# [What you are asked to do]
Could you print every record below exactly as it appears?

=======

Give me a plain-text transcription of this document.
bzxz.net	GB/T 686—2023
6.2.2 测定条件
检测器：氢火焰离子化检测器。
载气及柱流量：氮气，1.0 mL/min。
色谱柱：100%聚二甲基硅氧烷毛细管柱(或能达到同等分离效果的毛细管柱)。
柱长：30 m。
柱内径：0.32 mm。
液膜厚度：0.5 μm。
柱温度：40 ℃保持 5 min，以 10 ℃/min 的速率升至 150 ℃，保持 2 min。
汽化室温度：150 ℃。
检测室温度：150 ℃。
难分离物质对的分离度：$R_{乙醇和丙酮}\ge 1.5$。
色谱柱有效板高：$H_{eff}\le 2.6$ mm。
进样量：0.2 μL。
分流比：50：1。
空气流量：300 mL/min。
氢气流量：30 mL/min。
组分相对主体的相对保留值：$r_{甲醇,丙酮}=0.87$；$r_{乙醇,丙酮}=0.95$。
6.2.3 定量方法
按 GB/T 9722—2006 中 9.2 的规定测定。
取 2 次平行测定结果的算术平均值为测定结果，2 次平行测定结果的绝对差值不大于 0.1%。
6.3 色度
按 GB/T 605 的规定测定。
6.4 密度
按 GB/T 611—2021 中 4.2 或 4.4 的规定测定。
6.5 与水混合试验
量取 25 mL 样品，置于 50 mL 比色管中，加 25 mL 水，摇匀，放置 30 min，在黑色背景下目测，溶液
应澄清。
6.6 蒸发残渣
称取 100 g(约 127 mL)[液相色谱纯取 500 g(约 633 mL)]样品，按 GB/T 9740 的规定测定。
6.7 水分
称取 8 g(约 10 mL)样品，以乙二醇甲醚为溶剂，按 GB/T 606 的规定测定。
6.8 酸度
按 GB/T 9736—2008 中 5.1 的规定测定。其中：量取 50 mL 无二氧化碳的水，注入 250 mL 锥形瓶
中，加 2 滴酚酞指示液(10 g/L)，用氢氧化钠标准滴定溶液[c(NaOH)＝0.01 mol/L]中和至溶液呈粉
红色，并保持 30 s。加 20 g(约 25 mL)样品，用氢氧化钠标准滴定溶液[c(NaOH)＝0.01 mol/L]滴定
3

=======

# [Finished task]
Give me a plain-text transcription of this document.
bzxz.net	GB/T 686—2023
6.2.2 测定条件
检测器：氢火焰离子化检测器。
载气及柱流量：氮气，1.0 mL/min。
色谱柱：100%聚二甲基硅氧烷毛细管柱(或能达到同等分离效果的毛细管柱)。
柱长：30 m。
柱内径：0.32 mm。
液膜厚度：0.5 μm。
柱温度：40 ℃保持 5 min，以 10 ℃/min 的速率升至 150 ℃，保持 2 min。
汽化室温度：150 ℃。
检测室温度：150 ℃。
难分离物质对的分离度：$R_{乙醇和丙酮}\ge 1.5$。
色谱柱有效板高：$H_{eff}\le 2.6$ mm。
进样量：0.2 μL。
分流比：50：1。
空气流量：300 mL/min。
氢气流量：30 mL/min。
组分相对主体的相对保留值：$r_{甲醇,丙酮}=0.87$；$r_{乙醇,丙酮}=0.95$。
6.2.3 定量方法
按 GB/T 9722—2006 中 9.2 的规定测定。
取 2 次平行测定结果的算术平均值为测定结果，2 次平行测定结果的绝对差值不大于 0.1%。
6.3 色度
按 GB/T 605 的规定测定。
6.4 密度
按 GB/T 611—2021 中 4.2 或 4.4 的规定测定。
6.5 与水混合试验
量取 25 mL 样品，置于 50 mL 比色管中，加 25 mL 水，摇匀，放置 30 min，在黑色背景下目测，溶液
应澄清。
6.6 蒸发残渣
称取 100 g(约 127 mL)[液相色谱纯取 500 g(约 633 mL)]样品，按 GB/T 9740 的规定测定。
6.7 水分
称取 8 g(约 10 mL)样品，以乙二醇甲醚为溶剂，按 GB/T 606 的规定测定。
6.8 酸度
按 GB/T 9736—2008 中 5.1 的规定测定。其中：量取 50 mL 无二氧化碳的水，注入 250 mL 锥形瓶
中，加 2 滴酚酞指示液(10 g/L)，用氢氧化钠标准滴定溶液[c(NaOH)＝0.01 mol/L]中和至溶液呈粉
红色，并保持 30 s。加 20 g(约 25 mL)样品，用氢氧化钠标准滴定溶液[c(NaOH)＝0.01 mol/L]滴定
3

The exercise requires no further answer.